• **YOUR INSTRUCTIONS**
Carry on the article about the Labour Party conference and the plan to scrap the 45 per cent tax rate, starting after its final sentence.

The event, this year taking place in the northern city of Liverpool, kicked off two days after the British government, under new prime minister Liz Truss, said it would scrap the 45 per cent tax rate on earnings over £150,000 and forge ahead with plans to boost growth.

The Labour Party has seized on the planned tax cut as a crux issue for hard-at-heel Britons who are struggling through the worst cost of living rise in decades. “I do not think that the choice to have tax cuts for those that are earning hundreds of thousands of pounds is the right choice when our economy is struggling the way it is, working people are struggling in the way they are,” Labour leader Sir Keir Starmer told the BBC.

Andy Burnham, the Mayor of Manchester, one of England’s largest cities said the policy was “immoral”.

Income taxes for so-called higher earners will remain rather heavy overall, however, with earnings over £50,271 continuing to be taxed at 40 per cent.

Labour suffered a crushing defeat in the last general election in 2019 under previous leader Jeremy Corbyn, with ousted Conservative leader Boris Johnson winning the Conservatives’ biggest parliamentary majority since the Margaret Thatcher era.

Labour is therefore using this conference as a way of repositioning itself as a supposedly credible government in waiting.

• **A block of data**
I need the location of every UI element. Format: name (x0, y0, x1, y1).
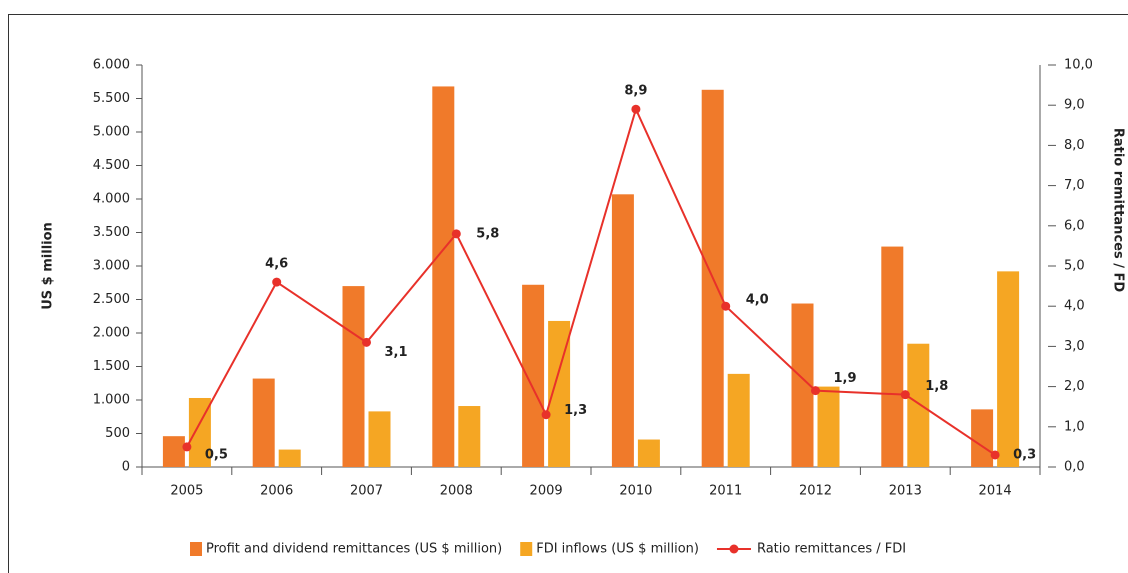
point (900, 390, 910, 400)
point (990, 450, 1000, 460)
point (182, 442, 192, 452)
bar (971, 409, 994, 467)
bar (817, 386, 840, 467)
y2-tick-label: 8,0 (1064, 138, 1085, 153)
y-tick-label: 1.000 (93, 393, 130, 408)
line (186, 106, 996, 456)
x-tick-label: 2012 (799, 484, 832, 499)
value-label: 1,9 (834, 371, 857, 386)
bar (637, 439, 660, 467)
point (362, 337, 371, 347)
y-tick-label: 500 (105, 426, 130, 441)
legend-swatch (729, 544, 739, 554)
point (631, 104, 641, 114)
bar (997, 271, 1020, 467)
x-tick-label: 2014 (979, 484, 1012, 499)
x-tick-label: 2009 (530, 484, 563, 499)
y2-tick-label: 4,0 (1064, 299, 1085, 314)
bar (881, 246, 904, 467)
legend-swatch (190, 542, 202, 556)
y2-tick-label: 1,0 (1064, 419, 1085, 434)
value-label: 5,8 (476, 226, 499, 241)
value-label: 1,3 (564, 403, 587, 418)
y2-tick-label: 2,0 (1064, 379, 1085, 394)
bar (548, 320, 571, 467)
bar (368, 411, 391, 467)
y2-tick-label: 7,0 (1064, 178, 1085, 193)
y2-tick-label: 5,0 (1064, 259, 1085, 274)
y2-tick-label: 0,0 (1064, 460, 1085, 475)
point (811, 386, 820, 396)
legend-swatch (520, 542, 533, 556)
bar (907, 343, 930, 467)
y2-tick-label: 9,0 (1064, 98, 1085, 113)
bar (791, 303, 814, 467)
x-tick-label: 2007 (350, 484, 383, 499)
value-label: 3,1 (385, 345, 408, 360)
point (721, 301, 731, 311)
bar (162, 436, 185, 467)
bar (252, 378, 275, 467)
x-tick-label: 2005 (170, 484, 203, 499)
y-tick-label: 2.000 (93, 326, 130, 341)
y-tick-label: 3.000 (93, 259, 130, 274)
y-tick-label: 1.500 (93, 359, 130, 374)
bar (458, 406, 481, 467)
y-tick-label: 4.000 (93, 192, 130, 207)
y2-tick-label: 3,0 (1064, 339, 1085, 354)
point (541, 410, 551, 420)
y-tick-label: 5.000 (93, 125, 130, 140)
y2-tick-label: 10,0 (1064, 58, 1093, 73)
value-label: 4,0 (746, 293, 769, 308)
legend-label: Ratio remittances / FDI (757, 542, 906, 557)
frame (8, 14, 1128, 573)
y2-tick-label: 6,0 (1064, 218, 1085, 233)
legend-label: Profit and dividend remittances (US $ mi… (206, 542, 502, 557)
bar (342, 286, 365, 467)
x-tick-label: 2013 (889, 484, 922, 499)
y-tick-label: 6.000 (93, 58, 130, 73)
legend-label: FDI inflows (US $ million) (536, 542, 699, 557)
x-tick-label: 2010 (619, 484, 652, 499)
value-label: 1,8 (925, 379, 948, 394)
point (272, 277, 282, 287)
y-tick-label: 0 (122, 460, 130, 475)
value-label: 4,6 (265, 257, 288, 272)
y-axis-label: US $ million (41, 222, 56, 310)
bar (522, 284, 545, 467)
y-tick-label: 2.500 (93, 292, 130, 307)
y-tick-label: 5.500 (93, 91, 130, 106)
bar (727, 373, 750, 467)
bar (188, 397, 211, 467)
y-tick-label: 3.500 (93, 225, 130, 240)
bar (432, 86, 455, 467)
y2-axis-label: Ratio remittances / FD (1111, 128, 1126, 293)
x-tick-label: 2008 (440, 484, 473, 499)
value-label: 0,3 (1013, 447, 1036, 462)
x-tick-label: 2006 (260, 484, 293, 499)
bar (278, 449, 301, 467)
value-label: 0,5 (205, 447, 228, 462)
bar (611, 194, 634, 467)
x-tick-label: 2011 (709, 484, 742, 499)
y-tick-label: 4.500 (93, 158, 130, 173)
point (451, 229, 461, 239)
value-label: 8,9 (624, 84, 647, 99)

• **RESULT OF THIS TASK**
Sir Keir claimed there was now “belief in a Labour government” among an electorate that is coping with soaring energy bills that have helped push inflation up to 9.9 per cent while workers get only modest wage increases.

He pledged to reverse the planned income tax cut for the highest-earning Britons — who were subject to a 50 per cent tax on earnings over £150,000 (~$163,000) when Labour was in power — and to hit energy producers for another windfall tax on bumper profits.

He also said his government would splurge more public money on the green agenda, claiming this would speed the transition from fossil fuels.

Truss’s government has rejected another windfall tax on energy producers — on top of the one that has already been imposed — in the belief that it will discourage investment.

She will subsidise energy bills for citizens and businesses, however, at a cost to taxpayers estimated at more than 150 billion pounds (~$163 billion).